REQUIREMENT: All of the data should be output character for character, except the pictures.

Extracted records:

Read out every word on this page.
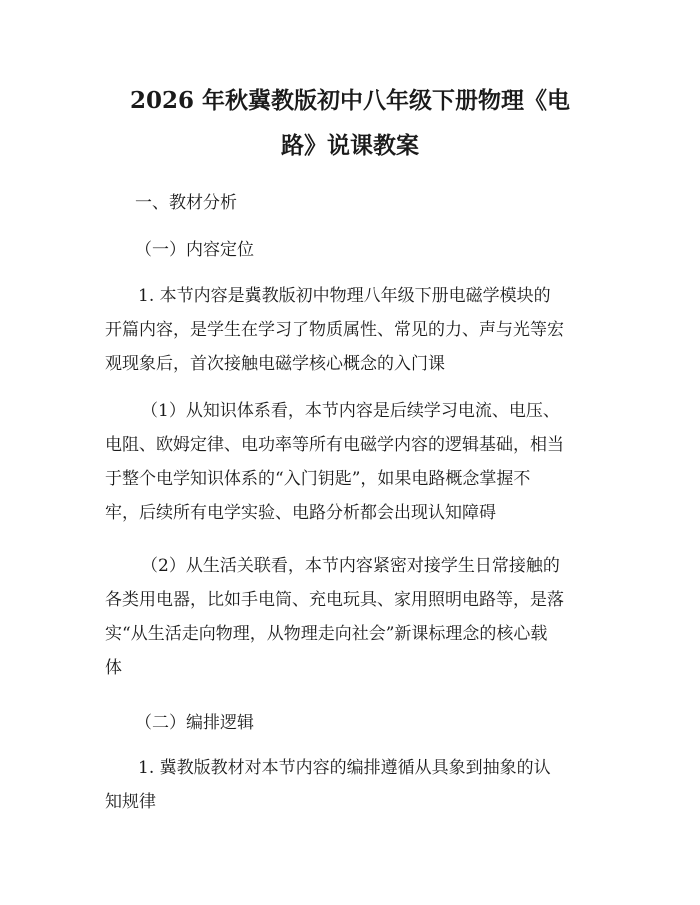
2026 年秋冀教版初中八年级下册物理《电
路》说课教案
一、教材分析
（一）内容定位
1. 本节内容是冀教版初中物理八年级下册电磁学模块的
开篇内容，是学生在学习了物质属性、常见的力、声与光等宏
观现象后，首次接触电磁学核心概念的入门课
（1）从知识体系看，本节内容是后续学习电流、电压、
电阻、欧姆定律、电功率等所有电磁学内容的逻辑基础，相当
于整个电学知识体系的“入门钥匙”，如果电路概念掌握不
牢，后续所有电学实验、电路分析都会出现认知障碍
（2）从生活关联看，本节内容紧密对接学生日常接触的
各类用电器，比如手电筒、充电玩具、家用照明电路等，是落
实“从生活走向物理，从物理走向社会”新课标理念的核心载
体
（二）编排逻辑
1. 冀教版教材对本节内容的编排遵循从具象到抽象的认
知规律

FINISHED TASK:
Read out every word on this page.
2026 年秋冀教版初中八年级下册物理《电
路》说课教案
一、教材分析
（一）内容定位
1. 本节内容是冀教版初中物理八年级下册电磁学模块的
开篇内容，是学生在学习了物质属性、常见的力、声与光等宏
观现象后，首次接触电磁学核心概念的入门课
（1）从知识体系看，本节内容是后续学习电流、电压、
电阻、欧姆定律、电功率等所有电磁学内容的逻辑基础，相当
于整个电学知识体系的“入门钥匙”，如果电路概念掌握不
牢，后续所有电学实验、电路分析都会出现认知障碍
（2）从生活关联看，本节内容紧密对接学生日常接触的
各类用电器，比如手电筒、充电玩具、家用照明电路等，是落
实“从生活走向物理，从物理走向社会”新课标理念的核心载
体
（二）编排逻辑
1. 冀教版教材对本节内容的编排遵循从具象到抽象的认
知规律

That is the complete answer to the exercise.